EXERCISE GOAL ▸
Count, in the entries below, the lines in which "label" occurs. Give the number, nothing more.

EXCERPTED DATA ▸
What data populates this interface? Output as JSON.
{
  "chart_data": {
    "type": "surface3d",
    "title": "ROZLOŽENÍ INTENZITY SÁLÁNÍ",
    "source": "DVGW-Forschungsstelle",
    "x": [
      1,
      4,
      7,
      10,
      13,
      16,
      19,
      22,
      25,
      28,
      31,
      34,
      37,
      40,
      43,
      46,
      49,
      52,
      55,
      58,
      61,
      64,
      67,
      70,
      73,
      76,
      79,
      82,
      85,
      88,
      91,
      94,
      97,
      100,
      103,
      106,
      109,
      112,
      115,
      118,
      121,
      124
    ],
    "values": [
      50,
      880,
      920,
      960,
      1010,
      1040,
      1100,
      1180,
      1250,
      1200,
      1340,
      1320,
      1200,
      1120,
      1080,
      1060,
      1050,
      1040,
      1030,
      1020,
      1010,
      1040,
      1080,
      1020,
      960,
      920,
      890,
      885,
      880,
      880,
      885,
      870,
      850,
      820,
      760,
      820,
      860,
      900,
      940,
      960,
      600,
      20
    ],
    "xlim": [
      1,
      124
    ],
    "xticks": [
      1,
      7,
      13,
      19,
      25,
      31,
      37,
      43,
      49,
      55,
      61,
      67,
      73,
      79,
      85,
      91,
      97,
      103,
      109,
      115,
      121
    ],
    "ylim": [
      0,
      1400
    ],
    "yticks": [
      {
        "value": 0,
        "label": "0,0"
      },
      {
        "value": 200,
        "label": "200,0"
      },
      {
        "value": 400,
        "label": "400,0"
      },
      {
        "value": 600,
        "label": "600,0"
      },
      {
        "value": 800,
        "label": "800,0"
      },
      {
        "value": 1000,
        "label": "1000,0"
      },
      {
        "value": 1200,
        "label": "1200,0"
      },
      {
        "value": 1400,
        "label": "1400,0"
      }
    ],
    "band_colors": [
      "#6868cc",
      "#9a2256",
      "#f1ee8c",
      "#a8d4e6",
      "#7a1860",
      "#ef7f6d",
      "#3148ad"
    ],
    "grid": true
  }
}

TASK SOLUTION ▸
8